Resume the biography of Steve Bovo below, picking up after its last sentence.

[Reading text]:
-- begin --

Esteban L. "Steve" Bovo Jr. (born June 12, 1962) is an American Republican politician from Florida and the current mayor of Hialeah, Florida. Bovo previously served on the Hialeah City Council, in the Florida House of Representatives, and on the Miami-Dade County Commission. He ran for mayor of Miami-Dade County in 2020, losing to Daniella Levine Cava. Prior to serving as an elected official, Bovo worked at the historic Hialeah Park as a marketing and advertising executive.

Early and personal life 
Bovo was born in Queens, New York  on June 12, 1962 to Marilyn and Esteban Bovo-Carás. His father was a member of the 2506 Brigade. He earned his Associate's degree in Business Administration from Miami-Dade Community College in 1983 and his Bachelor of Science degree in Political Science from Florida International University in 1987.

-- end --

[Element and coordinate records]

-- begin --

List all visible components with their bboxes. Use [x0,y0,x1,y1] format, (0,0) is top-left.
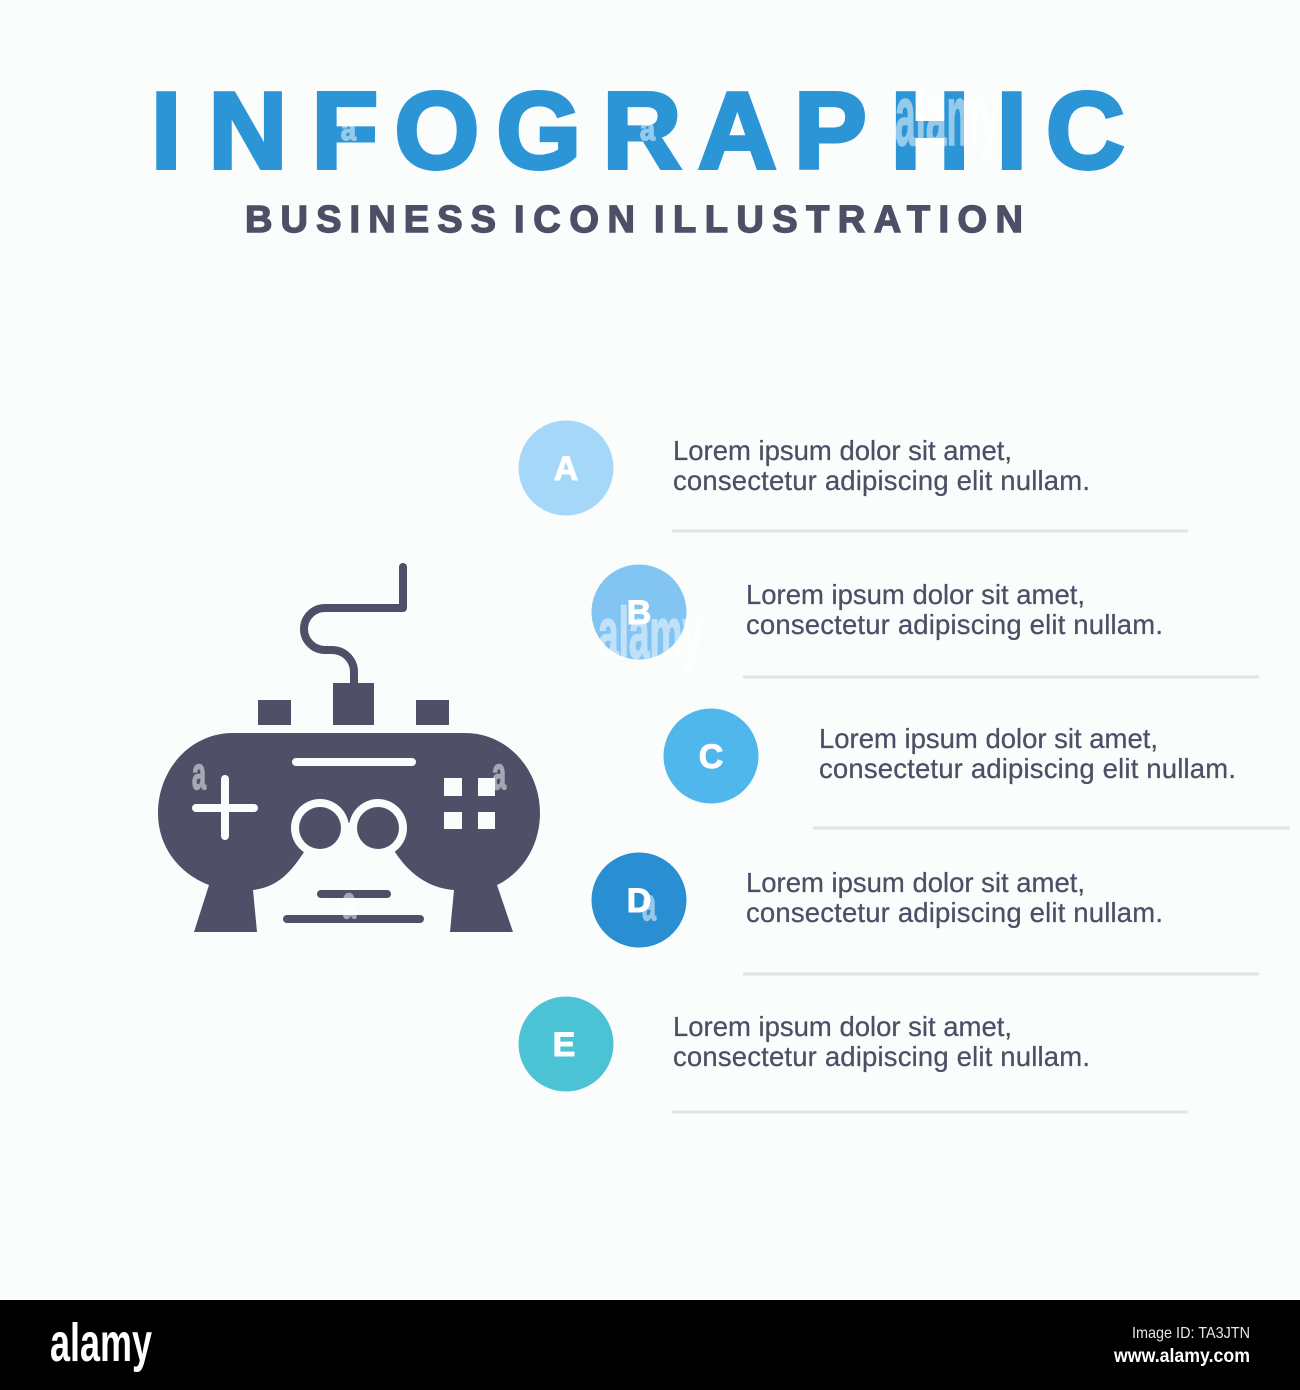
badge A [518,420,614,516]
rule B [743,676,1259,678]
watermarks: a [640,111,655,147]
item B [592,564,1259,677]
top buttons [258,683,449,725]
subtitle word 3: ILLUSTRATION [654,199,1023,241]
joysticks [299,807,399,849]
text D line 2: consectetur adipiscing elit nullam. [746,897,1163,928]
rule E [672,1110,1188,1114]
letter C: C [699,738,723,776]
text C line 2: consectetur adipiscing elit nullam. [819,753,1236,784]
watermarks [192,69,1000,930]
item A [518,420,1188,531]
footer bar [0,1300,1300,1390]
letter A: A [554,450,578,488]
badge D [592,852,686,948]
watermarks: a [341,111,356,147]
icon: game controller [158,567,540,932]
joystick rings [291,799,407,857]
text C: Lorem ipsum dolor sit amet, [819,723,1158,754]
text D: Lorem ipsum dolor sit amet, [746,867,1085,898]
text E line 2: consectetur adipiscing elit nullam. [673,1041,1090,1072]
title: INFOGRAPHIC [151,70,1125,192]
text B: Lorem ipsum dolor sit amet, [746,579,1085,610]
watermarks: a [642,879,657,930]
item C [664,708,1290,828]
subtitle word 2: ICON [514,199,635,241]
badge E [518,996,614,1092]
watermarks: a [192,748,207,799]
rule D [743,972,1259,976]
image id: Image ID: TA3JTN [1132,1325,1250,1342]
controller body [158,733,540,932]
footer logo: alamy [50,1313,152,1373]
text A: Lorem ipsum dolor sit amet, [673,435,1012,466]
letter E: E [553,1026,575,1064]
website: www.alamy.com [1113,1346,1250,1367]
letter D: D [627,882,651,920]
text B line 2: consectetur adipiscing elit nullam. [746,609,1163,640]
text E: Lorem ipsum dolor sit amet, [673,1011,1012,1042]
text: alamy [895,69,1000,164]
watermarks: a [492,748,507,799]
action buttons [444,778,495,829]
badge B [592,564,686,660]
text A line 2: consectetur adipiscing elit nullam. [673,465,1090,496]
subtitle [245,199,1023,241]
watermarks: a [342,877,357,928]
cross pad, top slot [196,762,412,836]
item D [592,852,1259,974]
rule A [672,530,1188,532]
controller cable [304,567,403,686]
subtitle word 1: BUSINESS [245,199,496,241]
rule C [813,826,1290,830]
lower lines [287,894,420,919]
badge C [664,708,758,804]
letter B: B [627,594,651,632]
watermarks: alamy [598,594,703,674]
item E [518,996,1188,1112]
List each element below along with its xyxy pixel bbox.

-- end --

[Right answer]:
Bovo lived in the Village Green area prior to moving to the City of Hialeah. He is married to Viviana and has five children: Oscar, Bianca, Esteban, Sofia, and Alessandro.

Political career 

Candidate for Miami-Dade County Mayor

In October 2020, Bovo announced he was running for Miami-Dade County Mayor. Bovo later officially qualified as a candidate in June 2020.  Bovo and his colleague, Commissioner Daniela Levine Cava, received the top two spots in the Tuesday, August 18, 2020 primary. Bovo received 29.41% of the vote and Levine Cava at 28.62%. A runoff was held on November 3, 2020, in which Bovo received 46% to Levine Cava's 54%.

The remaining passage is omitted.